■ To be done ■
In the entries, find all lines that hold the word "JSON" and copy them.

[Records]
▬▬▬

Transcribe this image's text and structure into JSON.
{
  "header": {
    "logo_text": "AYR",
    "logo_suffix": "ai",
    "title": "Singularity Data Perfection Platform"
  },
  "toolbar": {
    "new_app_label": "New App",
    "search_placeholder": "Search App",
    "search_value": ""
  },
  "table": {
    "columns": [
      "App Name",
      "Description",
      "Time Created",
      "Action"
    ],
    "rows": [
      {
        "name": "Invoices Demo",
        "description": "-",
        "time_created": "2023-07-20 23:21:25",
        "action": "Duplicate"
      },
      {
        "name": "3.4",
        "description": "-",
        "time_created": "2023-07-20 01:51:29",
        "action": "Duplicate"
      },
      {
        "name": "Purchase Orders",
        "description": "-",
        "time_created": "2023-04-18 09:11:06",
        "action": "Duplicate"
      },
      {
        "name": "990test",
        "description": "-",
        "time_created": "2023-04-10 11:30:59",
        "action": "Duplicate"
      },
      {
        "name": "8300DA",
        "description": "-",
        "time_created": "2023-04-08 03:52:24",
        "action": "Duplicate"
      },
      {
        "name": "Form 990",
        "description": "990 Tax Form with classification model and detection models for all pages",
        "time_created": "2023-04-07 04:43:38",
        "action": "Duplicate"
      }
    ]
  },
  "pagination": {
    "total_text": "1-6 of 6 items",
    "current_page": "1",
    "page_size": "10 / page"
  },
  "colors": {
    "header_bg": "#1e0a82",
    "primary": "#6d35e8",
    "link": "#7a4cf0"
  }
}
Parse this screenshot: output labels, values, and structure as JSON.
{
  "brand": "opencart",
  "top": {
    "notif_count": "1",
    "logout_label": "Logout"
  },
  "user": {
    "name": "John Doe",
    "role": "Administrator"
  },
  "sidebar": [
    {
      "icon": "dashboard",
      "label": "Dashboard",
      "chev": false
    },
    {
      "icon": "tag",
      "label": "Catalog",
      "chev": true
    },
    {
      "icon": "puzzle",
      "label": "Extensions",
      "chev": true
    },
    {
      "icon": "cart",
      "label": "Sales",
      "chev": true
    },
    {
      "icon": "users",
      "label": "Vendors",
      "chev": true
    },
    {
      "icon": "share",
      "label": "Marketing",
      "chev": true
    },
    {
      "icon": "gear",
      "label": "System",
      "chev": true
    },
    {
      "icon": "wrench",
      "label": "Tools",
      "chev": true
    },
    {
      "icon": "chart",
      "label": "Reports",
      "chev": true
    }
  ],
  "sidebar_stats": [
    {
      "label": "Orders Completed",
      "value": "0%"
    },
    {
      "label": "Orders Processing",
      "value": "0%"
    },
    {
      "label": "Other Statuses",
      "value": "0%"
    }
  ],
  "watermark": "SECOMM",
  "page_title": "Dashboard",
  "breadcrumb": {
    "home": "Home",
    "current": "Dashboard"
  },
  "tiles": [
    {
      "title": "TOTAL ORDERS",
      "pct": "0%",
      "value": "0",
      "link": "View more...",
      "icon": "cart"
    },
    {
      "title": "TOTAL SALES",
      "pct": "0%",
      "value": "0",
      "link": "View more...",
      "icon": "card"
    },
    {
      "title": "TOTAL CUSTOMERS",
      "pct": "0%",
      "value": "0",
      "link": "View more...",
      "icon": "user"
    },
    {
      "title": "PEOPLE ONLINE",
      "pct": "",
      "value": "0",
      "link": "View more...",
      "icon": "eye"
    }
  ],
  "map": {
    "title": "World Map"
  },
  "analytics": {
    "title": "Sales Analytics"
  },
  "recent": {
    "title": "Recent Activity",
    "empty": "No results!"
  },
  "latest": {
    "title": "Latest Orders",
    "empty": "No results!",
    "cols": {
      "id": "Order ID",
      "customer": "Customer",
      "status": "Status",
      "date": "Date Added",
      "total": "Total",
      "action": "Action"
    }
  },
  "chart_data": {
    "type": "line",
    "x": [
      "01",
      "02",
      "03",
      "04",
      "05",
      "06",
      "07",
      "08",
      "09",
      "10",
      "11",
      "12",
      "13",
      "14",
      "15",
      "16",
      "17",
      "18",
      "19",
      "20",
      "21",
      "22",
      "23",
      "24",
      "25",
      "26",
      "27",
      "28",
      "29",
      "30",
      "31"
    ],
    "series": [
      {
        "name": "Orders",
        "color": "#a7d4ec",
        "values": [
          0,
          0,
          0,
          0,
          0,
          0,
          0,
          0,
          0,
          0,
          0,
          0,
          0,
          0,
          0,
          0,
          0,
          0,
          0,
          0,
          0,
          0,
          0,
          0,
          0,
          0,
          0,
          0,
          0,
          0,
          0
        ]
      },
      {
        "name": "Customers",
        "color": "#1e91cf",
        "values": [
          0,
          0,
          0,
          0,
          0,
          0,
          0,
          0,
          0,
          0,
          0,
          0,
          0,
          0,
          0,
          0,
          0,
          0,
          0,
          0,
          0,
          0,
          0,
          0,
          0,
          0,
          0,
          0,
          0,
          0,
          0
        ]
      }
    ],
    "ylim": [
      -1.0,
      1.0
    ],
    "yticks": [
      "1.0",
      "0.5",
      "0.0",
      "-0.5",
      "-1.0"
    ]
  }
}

▬▬▬

■ Reply ■
Transcribe this image's text and structure into JSON.
Parse this screenshot: output labels, values, and structure as JSON.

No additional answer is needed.